_Exercise task_:
Go over the entries below line by line, copying each one that contains the word "this".

#### Dataset entries

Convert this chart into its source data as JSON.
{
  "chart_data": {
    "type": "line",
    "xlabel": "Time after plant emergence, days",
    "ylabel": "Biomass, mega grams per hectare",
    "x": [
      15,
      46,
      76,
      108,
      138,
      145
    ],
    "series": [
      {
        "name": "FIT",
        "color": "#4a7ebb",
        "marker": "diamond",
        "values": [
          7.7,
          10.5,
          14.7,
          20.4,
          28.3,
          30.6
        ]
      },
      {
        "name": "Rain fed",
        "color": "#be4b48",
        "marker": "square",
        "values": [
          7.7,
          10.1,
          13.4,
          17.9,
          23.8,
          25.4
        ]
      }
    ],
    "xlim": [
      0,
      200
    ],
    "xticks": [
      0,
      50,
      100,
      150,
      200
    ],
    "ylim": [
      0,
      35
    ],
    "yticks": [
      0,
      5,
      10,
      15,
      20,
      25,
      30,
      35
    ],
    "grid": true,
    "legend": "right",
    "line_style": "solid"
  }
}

########
#### Dataset entries

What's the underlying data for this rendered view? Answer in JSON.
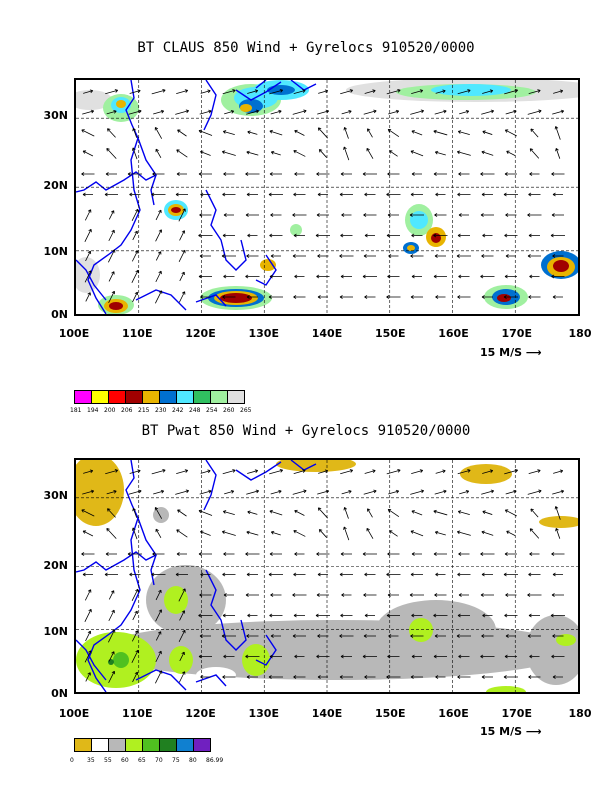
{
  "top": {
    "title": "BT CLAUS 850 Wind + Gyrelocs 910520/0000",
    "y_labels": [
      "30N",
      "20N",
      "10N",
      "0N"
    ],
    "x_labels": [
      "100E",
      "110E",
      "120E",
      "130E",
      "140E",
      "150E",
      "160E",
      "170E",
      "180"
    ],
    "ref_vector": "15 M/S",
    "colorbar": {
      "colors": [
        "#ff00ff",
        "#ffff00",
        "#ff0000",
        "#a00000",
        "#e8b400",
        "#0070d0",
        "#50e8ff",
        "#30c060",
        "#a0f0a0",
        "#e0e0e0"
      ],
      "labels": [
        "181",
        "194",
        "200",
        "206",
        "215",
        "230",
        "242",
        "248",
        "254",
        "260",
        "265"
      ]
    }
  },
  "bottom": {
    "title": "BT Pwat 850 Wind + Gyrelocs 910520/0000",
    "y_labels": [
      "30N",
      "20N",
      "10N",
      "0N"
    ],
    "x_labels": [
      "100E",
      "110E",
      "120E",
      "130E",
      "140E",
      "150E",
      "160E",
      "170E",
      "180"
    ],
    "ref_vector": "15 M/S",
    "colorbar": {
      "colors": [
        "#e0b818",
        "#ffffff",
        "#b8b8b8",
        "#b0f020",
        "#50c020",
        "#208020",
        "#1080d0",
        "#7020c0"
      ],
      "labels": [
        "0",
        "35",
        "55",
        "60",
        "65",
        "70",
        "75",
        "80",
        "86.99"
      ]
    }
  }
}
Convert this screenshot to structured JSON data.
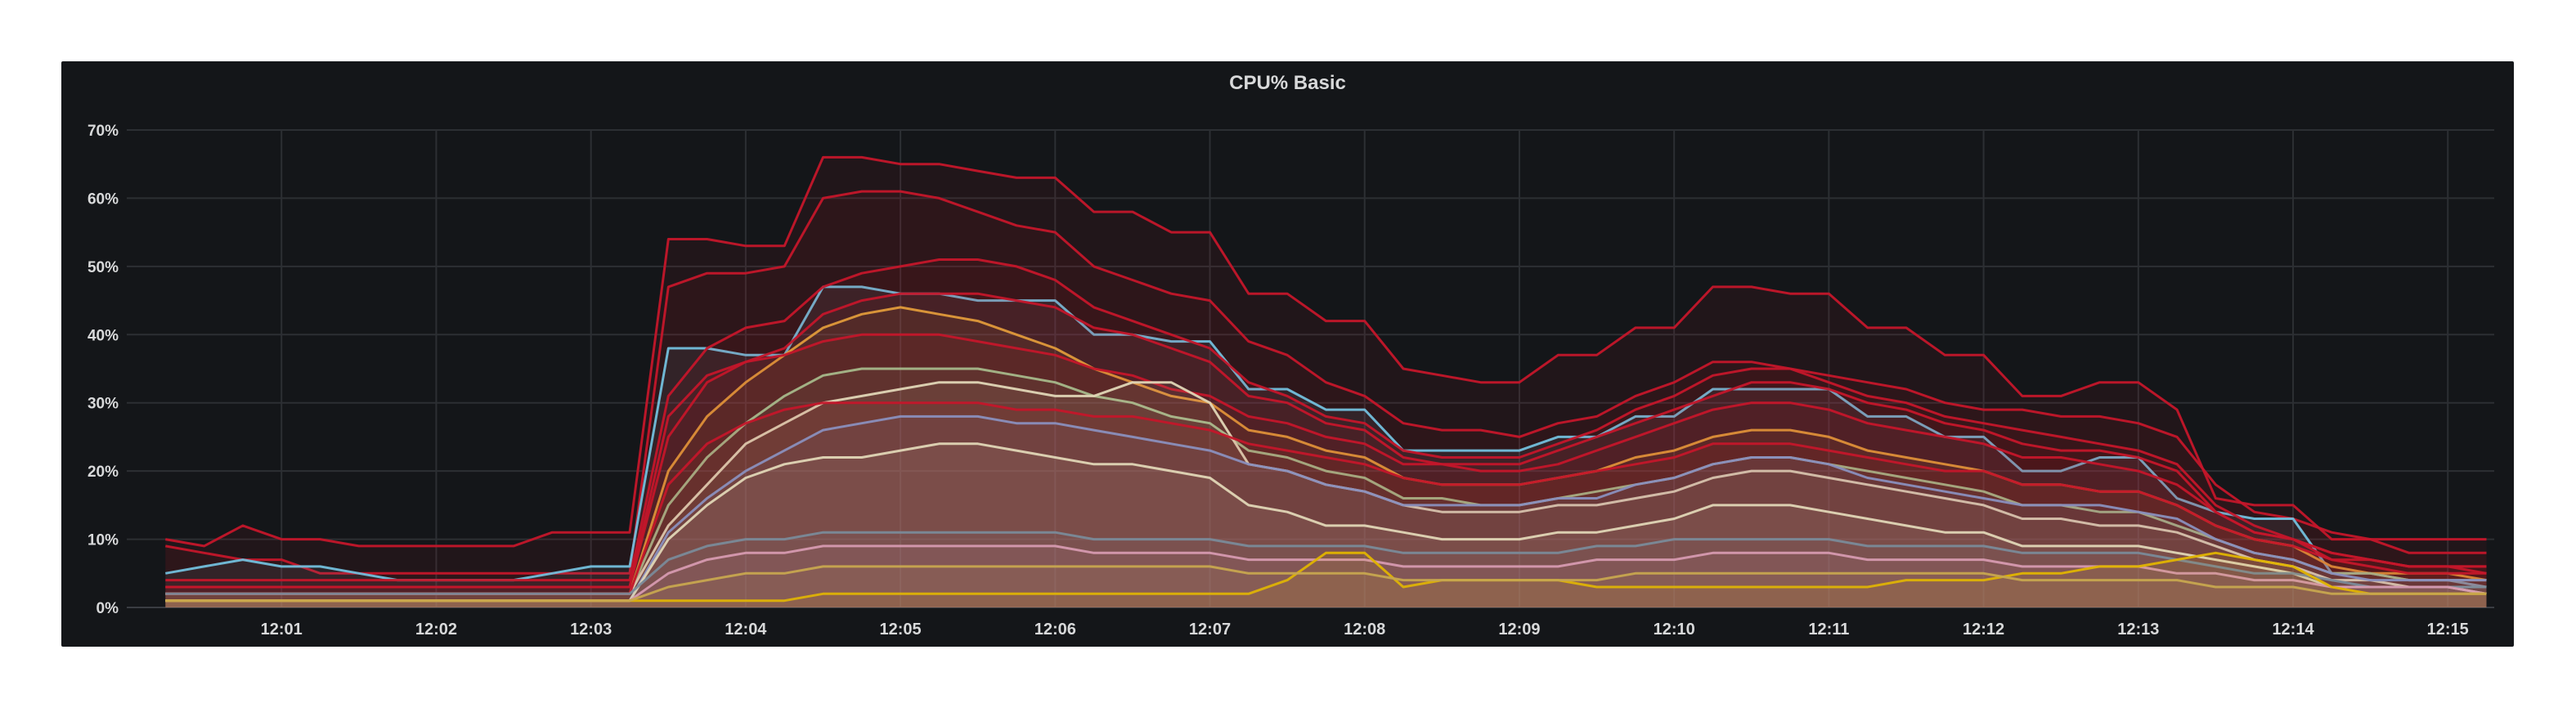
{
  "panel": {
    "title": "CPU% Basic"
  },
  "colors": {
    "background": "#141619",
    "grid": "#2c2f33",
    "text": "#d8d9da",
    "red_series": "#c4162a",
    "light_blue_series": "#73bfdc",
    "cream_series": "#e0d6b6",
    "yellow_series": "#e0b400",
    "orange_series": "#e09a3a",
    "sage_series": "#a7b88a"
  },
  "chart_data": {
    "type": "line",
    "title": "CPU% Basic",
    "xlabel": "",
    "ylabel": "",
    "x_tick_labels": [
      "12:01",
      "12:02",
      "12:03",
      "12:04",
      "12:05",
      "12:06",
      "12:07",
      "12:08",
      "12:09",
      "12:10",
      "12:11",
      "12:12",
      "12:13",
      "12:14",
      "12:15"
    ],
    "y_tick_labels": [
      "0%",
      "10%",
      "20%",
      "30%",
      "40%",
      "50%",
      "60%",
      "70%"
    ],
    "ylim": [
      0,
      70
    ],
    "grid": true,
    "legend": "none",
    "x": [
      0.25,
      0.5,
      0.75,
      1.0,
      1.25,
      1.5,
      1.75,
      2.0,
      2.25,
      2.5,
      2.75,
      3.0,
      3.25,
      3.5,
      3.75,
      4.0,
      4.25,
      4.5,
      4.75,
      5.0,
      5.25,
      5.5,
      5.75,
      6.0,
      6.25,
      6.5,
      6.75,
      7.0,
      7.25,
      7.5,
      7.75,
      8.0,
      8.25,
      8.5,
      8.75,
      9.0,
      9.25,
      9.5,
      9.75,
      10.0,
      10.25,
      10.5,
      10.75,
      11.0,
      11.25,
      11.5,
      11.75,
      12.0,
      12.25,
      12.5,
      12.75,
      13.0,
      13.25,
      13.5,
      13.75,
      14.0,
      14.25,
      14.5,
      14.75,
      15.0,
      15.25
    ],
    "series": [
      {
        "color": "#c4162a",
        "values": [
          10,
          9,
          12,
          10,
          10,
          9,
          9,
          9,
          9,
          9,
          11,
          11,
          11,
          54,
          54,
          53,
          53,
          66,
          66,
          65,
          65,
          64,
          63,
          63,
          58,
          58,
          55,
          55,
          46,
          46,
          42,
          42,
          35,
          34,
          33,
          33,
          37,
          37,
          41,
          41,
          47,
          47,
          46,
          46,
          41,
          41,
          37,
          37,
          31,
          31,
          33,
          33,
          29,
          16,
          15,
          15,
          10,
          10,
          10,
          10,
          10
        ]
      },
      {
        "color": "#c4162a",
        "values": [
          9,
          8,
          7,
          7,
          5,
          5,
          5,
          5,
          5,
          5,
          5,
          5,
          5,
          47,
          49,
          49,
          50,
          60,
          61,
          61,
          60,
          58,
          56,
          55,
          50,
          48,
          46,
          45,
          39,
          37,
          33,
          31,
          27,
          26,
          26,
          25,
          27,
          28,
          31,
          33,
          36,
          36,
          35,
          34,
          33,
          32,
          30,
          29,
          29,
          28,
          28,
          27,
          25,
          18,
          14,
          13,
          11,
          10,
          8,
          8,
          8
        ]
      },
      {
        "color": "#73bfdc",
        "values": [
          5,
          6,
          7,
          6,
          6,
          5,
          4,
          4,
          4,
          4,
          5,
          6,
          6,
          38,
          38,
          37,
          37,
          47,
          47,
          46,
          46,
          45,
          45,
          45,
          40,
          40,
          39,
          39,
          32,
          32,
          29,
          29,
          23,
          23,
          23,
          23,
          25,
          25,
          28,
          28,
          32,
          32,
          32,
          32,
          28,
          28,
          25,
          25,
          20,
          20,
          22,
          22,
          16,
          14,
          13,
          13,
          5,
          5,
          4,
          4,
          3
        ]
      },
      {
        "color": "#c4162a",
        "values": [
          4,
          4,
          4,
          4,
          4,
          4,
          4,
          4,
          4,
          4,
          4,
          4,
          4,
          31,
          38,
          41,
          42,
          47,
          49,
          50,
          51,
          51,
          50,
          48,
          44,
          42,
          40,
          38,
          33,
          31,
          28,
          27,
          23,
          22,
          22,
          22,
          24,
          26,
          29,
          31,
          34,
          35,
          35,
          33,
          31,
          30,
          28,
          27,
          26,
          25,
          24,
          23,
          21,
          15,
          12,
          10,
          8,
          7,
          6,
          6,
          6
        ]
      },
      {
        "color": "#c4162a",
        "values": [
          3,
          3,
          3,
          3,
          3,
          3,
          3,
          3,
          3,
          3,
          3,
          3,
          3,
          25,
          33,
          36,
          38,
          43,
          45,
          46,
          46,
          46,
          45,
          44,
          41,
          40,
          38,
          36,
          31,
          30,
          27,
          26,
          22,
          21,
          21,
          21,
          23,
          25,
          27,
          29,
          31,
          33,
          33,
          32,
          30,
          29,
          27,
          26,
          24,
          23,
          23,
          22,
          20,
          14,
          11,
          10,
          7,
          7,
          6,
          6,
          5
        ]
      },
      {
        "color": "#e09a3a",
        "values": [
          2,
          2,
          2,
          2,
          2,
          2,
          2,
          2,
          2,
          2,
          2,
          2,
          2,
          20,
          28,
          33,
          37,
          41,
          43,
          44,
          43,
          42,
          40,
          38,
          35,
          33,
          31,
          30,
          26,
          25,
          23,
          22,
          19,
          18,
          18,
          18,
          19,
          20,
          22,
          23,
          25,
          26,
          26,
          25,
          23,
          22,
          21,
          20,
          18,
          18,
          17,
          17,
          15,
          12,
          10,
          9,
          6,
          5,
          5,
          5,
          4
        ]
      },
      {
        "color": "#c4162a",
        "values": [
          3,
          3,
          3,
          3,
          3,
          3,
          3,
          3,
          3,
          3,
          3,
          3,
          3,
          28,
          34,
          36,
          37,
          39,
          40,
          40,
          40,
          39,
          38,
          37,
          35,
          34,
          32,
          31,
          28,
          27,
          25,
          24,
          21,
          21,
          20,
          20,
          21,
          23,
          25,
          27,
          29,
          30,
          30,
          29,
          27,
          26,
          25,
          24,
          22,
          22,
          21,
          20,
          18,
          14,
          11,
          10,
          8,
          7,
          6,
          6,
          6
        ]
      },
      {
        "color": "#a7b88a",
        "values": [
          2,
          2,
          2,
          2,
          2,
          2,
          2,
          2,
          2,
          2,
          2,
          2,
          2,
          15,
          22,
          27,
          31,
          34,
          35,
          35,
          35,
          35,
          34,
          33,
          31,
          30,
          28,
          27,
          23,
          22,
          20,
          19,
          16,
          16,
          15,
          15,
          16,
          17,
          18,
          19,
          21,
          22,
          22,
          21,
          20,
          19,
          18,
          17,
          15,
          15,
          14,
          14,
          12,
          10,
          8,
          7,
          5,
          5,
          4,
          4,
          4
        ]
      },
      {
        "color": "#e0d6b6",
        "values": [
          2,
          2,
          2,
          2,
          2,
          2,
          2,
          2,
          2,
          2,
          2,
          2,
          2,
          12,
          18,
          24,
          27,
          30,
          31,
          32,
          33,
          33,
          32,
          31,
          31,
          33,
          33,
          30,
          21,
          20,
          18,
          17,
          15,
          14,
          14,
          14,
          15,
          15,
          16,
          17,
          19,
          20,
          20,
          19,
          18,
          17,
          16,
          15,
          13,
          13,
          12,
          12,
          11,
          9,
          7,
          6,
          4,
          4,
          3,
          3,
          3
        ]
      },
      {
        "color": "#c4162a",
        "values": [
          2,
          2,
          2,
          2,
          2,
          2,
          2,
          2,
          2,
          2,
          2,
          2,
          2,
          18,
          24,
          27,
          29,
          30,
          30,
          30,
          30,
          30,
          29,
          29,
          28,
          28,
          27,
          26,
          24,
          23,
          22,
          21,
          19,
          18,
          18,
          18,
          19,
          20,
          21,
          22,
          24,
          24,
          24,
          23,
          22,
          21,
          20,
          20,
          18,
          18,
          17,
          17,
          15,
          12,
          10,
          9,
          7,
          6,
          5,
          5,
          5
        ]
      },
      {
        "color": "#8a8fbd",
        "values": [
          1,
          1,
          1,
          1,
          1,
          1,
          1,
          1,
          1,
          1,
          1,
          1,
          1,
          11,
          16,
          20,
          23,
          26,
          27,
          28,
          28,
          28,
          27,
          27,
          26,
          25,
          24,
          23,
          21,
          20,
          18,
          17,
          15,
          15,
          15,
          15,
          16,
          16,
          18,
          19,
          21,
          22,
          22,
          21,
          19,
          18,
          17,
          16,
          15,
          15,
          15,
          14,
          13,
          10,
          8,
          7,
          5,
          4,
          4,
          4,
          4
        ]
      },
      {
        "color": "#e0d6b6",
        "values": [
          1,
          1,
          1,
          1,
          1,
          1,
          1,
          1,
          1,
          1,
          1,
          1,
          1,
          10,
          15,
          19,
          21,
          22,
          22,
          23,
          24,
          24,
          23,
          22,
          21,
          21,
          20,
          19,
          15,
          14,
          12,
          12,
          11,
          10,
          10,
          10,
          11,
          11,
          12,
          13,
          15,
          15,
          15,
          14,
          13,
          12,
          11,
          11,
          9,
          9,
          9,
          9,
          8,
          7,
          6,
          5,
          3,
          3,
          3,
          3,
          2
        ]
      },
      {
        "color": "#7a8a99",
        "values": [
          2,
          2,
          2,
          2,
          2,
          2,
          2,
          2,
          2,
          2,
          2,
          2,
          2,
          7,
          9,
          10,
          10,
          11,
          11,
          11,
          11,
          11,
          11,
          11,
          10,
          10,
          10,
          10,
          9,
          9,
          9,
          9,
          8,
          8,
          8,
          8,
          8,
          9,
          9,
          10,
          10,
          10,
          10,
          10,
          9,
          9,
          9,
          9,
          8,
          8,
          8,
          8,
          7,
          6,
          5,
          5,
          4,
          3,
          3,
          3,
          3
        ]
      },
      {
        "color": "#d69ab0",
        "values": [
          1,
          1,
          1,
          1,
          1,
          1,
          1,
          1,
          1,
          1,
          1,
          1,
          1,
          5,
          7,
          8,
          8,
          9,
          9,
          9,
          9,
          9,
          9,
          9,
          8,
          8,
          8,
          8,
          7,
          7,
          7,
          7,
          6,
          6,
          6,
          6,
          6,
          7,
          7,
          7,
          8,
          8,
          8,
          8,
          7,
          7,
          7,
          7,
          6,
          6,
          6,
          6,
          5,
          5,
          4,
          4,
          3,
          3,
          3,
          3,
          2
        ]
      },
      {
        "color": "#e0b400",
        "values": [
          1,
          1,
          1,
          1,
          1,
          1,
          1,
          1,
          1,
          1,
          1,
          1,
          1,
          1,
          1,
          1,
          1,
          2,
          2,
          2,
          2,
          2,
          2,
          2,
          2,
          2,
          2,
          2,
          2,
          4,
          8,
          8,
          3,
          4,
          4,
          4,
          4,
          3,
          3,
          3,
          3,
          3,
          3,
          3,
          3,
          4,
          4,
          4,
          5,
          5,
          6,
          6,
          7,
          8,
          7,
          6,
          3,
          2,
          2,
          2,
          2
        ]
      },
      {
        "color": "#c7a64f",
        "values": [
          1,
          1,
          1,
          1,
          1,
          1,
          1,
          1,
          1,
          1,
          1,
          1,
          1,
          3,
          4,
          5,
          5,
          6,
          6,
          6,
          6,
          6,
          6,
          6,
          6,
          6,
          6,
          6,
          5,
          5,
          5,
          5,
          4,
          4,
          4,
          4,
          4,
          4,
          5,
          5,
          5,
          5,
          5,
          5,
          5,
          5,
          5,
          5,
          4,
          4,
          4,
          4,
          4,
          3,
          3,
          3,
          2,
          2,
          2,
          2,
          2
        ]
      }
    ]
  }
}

########

_Task answer_:
Convert this chart into its source data as JSON.
What's the underlying data for this rendered view? Answer in JSON.
Convert this screenshot to structured JSON data.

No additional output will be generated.